### Dataset
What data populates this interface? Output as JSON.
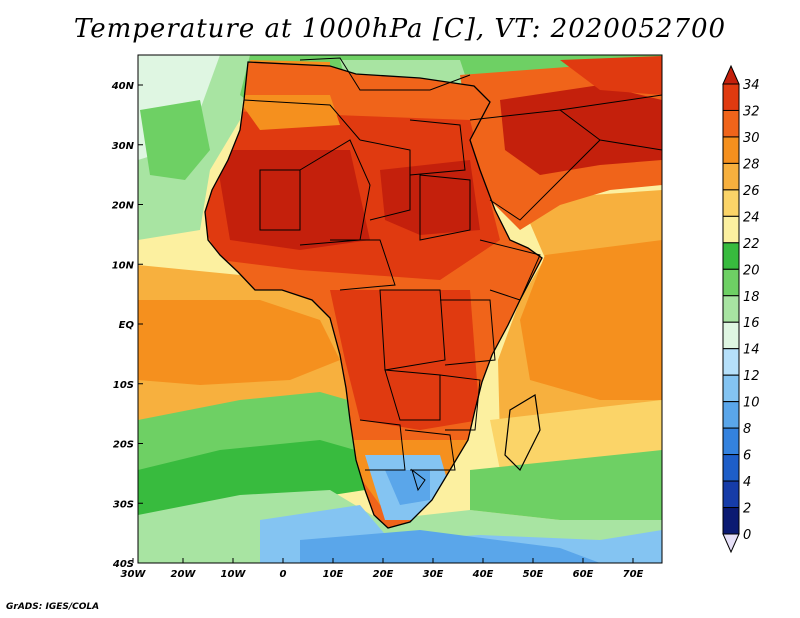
{
  "title": "Temperature at 1000hPa [C], VT: 2020052700",
  "footer": "GrADS: IGES/COLA",
  "lat_ticks": [
    "40N",
    "30N",
    "20N",
    "10N",
    "EQ",
    "10S",
    "20S",
    "30S",
    "40S"
  ],
  "lon_ticks": [
    "30W",
    "20W",
    "10W",
    "0",
    "10E",
    "20E",
    "30E",
    "40E",
    "50E",
    "60E",
    "70E"
  ],
  "colorbar": {
    "labels": [
      "34",
      "32",
      "30",
      "28",
      "26",
      "24",
      "22",
      "20",
      "18",
      "16",
      "14",
      "12",
      "10",
      "8",
      "6",
      "4",
      "2",
      "0"
    ],
    "colors": [
      "#c4200c",
      "#e03a10",
      "#f0641a",
      "#f5901e",
      "#f7b03e",
      "#fbd468",
      "#fcf0a0",
      "#38bb3e",
      "#6ed064",
      "#a8e4a2",
      "#dff6e2",
      "#b6e0fa",
      "#84c4f2",
      "#5aa6ea",
      "#3482de",
      "#1e5ec8",
      "#163ca8",
      "#0b1a72"
    ]
  },
  "map_fields": {
    "ocean_north": "#fcf0a0",
    "ocean_equatorial": "#f7b03e",
    "ocean_south_warm": "#f5901e",
    "ocean_south_mid": "#6ed064",
    "ocean_south_cool": "#a8e4a2",
    "ocean_far_south": "#84c4f2",
    "europe": "#6ed064",
    "sahara_hot": "#e03a10",
    "arabia_hot": "#c4200c",
    "central_africa": "#f0641a",
    "south_africa_cool": "#84c4f2",
    "border_color": "#000000"
  }
}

### The task
Your task is to copy the entries in full and exactly, without any images.

### Solution to this problem
What data populates this interface? Output as JSON.
{
  "title": "Temperature at 1000hPa [C], VT: 2020052700",
  "footer": "GrADS: IGES/COLA",
  "lat_ticks": [
    "40N",
    "30N",
    "20N",
    "10N",
    "EQ",
    "10S",
    "20S",
    "30S",
    "40S"
  ],
  "lon_ticks": [
    "30W",
    "20W",
    "10W",
    "0",
    "10E",
    "20E",
    "30E",
    "40E",
    "50E",
    "60E",
    "70E"
  ],
  "colorbar": {
    "labels": [
      "34",
      "32",
      "30",
      "28",
      "26",
      "24",
      "22",
      "20",
      "18",
      "16",
      "14",
      "12",
      "10",
      "8",
      "6",
      "4",
      "2",
      "0"
    ],
    "colors": [
      "#c4200c",
      "#e03a10",
      "#f0641a",
      "#f5901e",
      "#f7b03e",
      "#fbd468",
      "#fcf0a0",
      "#38bb3e",
      "#6ed064",
      "#a8e4a2",
      "#dff6e2",
      "#b6e0fa",
      "#84c4f2",
      "#5aa6ea",
      "#3482de",
      "#1e5ec8",
      "#163ca8",
      "#0b1a72"
    ]
  },
  "map_fields": {
    "ocean_north": "#fcf0a0",
    "ocean_equatorial": "#f7b03e",
    "ocean_south_warm": "#f5901e",
    "ocean_south_mid": "#6ed064",
    "ocean_south_cool": "#a8e4a2",
    "ocean_far_south": "#84c4f2",
    "europe": "#6ed064",
    "sahara_hot": "#e03a10",
    "arabia_hot": "#c4200c",
    "central_africa": "#f0641a",
    "south_africa_cool": "#84c4f2",
    "border_color": "#000000"
  }
}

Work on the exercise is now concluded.